■ What to do
Extract the data exactly, missing nothing.

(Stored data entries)
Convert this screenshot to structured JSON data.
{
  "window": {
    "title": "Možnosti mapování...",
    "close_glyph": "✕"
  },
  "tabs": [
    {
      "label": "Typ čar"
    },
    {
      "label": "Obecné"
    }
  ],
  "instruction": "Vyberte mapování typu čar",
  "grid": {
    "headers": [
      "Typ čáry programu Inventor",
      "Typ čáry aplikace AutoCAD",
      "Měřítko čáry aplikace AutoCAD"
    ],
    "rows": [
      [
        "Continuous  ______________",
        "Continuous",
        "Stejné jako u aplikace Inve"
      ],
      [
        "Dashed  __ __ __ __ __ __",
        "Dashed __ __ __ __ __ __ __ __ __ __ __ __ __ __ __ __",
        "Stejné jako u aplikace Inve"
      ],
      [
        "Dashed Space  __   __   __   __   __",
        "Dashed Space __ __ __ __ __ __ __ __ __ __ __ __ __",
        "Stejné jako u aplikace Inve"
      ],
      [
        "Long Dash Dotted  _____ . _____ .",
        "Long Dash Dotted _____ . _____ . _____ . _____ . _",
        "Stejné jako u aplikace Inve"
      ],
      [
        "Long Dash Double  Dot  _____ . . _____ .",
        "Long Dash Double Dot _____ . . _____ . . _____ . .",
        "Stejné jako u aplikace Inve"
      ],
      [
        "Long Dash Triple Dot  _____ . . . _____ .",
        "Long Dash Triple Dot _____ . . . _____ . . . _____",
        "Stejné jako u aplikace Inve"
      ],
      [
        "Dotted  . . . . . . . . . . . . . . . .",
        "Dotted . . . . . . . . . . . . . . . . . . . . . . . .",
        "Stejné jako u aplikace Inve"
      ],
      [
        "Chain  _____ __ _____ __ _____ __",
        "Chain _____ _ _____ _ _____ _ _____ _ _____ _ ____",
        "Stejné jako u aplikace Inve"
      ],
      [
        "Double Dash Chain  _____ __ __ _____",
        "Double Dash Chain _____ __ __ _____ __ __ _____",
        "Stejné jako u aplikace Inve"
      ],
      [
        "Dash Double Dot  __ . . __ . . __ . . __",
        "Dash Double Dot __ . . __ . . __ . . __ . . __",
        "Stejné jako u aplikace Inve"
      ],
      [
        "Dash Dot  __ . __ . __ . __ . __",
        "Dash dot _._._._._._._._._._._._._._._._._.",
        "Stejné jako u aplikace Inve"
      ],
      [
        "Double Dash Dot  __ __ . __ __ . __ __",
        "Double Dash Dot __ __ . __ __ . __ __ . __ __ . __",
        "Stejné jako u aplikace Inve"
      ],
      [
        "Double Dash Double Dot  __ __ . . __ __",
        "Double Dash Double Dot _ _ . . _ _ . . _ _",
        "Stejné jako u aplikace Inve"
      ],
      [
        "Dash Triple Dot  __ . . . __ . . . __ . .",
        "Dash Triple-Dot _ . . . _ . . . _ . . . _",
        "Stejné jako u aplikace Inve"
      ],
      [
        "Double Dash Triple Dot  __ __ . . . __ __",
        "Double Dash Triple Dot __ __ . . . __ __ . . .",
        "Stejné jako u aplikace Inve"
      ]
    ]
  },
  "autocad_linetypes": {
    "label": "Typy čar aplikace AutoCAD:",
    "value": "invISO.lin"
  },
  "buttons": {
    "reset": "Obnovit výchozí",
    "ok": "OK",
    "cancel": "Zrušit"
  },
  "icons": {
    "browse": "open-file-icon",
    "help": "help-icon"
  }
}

■ Solution
Convert this screenshot to structured JSON data.
{
  "window": {
    "title": "Možnosti mapování...",
    "close_glyph": "✕"
  },
  "tabs": [
    {
      "label": "Typ čar"
    },
    {
      "label": "Obecné"
    }
  ],
  "instruction": "Vyberte mapování typu čar",
  "grid": {
    "headers": [
      "Typ čáry programu Inventor",
      "Typ čáry aplikace AutoCAD",
      "Měřítko čáry aplikace AutoCAD"
    ],
    "rows": [
      [
        "Continuous  ______________",
        "Continuous",
        "Stejné jako u aplikace Inve"
      ],
      [
        "Dashed  __ __ __ __ __ __",
        "Dashed __ __ __ __ __ __ __ __ __ __ __ __ __ __ __ __",
        "Stejné jako u aplikace Inve"
      ],
      [
        "Dashed Space  __   __   __   __   __",
        "Dashed Space __ __ __ __ __ __ __ __ __ __ __ __ __",
        "Stejné jako u aplikace Inve"
      ],
      [
        "Long Dash Dotted  _____ . _____ .",
        "Long Dash Dotted _____ . _____ . _____ . _____ . _",
        "Stejné jako u aplikace Inve"
      ],
      [
        "Long Dash Double  Dot  _____ . . _____ .",
        "Long Dash Double Dot _____ . . _____ . . _____ . .",
        "Stejné jako u aplikace Inve"
      ],
      [
        "Long Dash Triple Dot  _____ . . . _____ .",
        "Long Dash Triple Dot _____ . . . _____ . . . _____",
        "Stejné jako u aplikace Inve"
      ],
      [
        "Dotted  . . . . . . . . . . . . . . . .",
        "Dotted . . . . . . . . . . . . . . . . . . . . . . . .",
        "Stejné jako u aplikace Inve"
      ],
      [
        "Chain  _____ __ _____ __ _____ __",
        "Chain _____ _ _____ _ _____ _ _____ _ _____ _ ____",
        "Stejné jako u aplikace Inve"
      ],
      [
        "Double Dash Chain  _____ __ __ _____",
        "Double Dash Chain _____ __ __ _____ __ __ _____",
        "Stejné jako u aplikace Inve"
      ],
      [
        "Dash Double Dot  __ . . __ . . __ . . __",
        "Dash Double Dot __ . . __ . . __ . . __ . . __",
        "Stejné jako u aplikace Inve"
      ],
      [
        "Dash Dot  __ . __ . __ . __ . __",
        "Dash dot _._._._._._._._._._._._._._._._._.",
        "Stejné jako u aplikace Inve"
      ],
      [
        "Double Dash Dot  __ __ . __ __ . __ __",
        "Double Dash Dot __ __ . __ __ . __ __ . __ __ . __",
        "Stejné jako u aplikace Inve"
      ],
      [
        "Double Dash Double Dot  __ __ . . __ __",
        "Double Dash Double Dot _ _ . . _ _ . . _ _",
        "Stejné jako u aplikace Inve"
      ],
      [
        "Dash Triple Dot  __ . . . __ . . . __ . .",
        "Dash Triple-Dot _ . . . _ . . . _ . . . _",
        "Stejné jako u aplikace Inve"
      ],
      [
        "Double Dash Triple Dot  __ __ . . . __ __",
        "Double Dash Triple Dot __ __ . . . __ __ . . .",
        "Stejné jako u aplikace Inve"
      ]
    ]
  },
  "autocad_linetypes": {
    "label": "Typy čar aplikace AutoCAD:",
    "value": "invISO.lin"
  },
  "buttons": {
    "reset": "Obnovit výchozí",
    "ok": "OK",
    "cancel": "Zrušit"
  },
  "icons": {
    "browse": "open-file-icon",
    "help": "help-icon"
  }
}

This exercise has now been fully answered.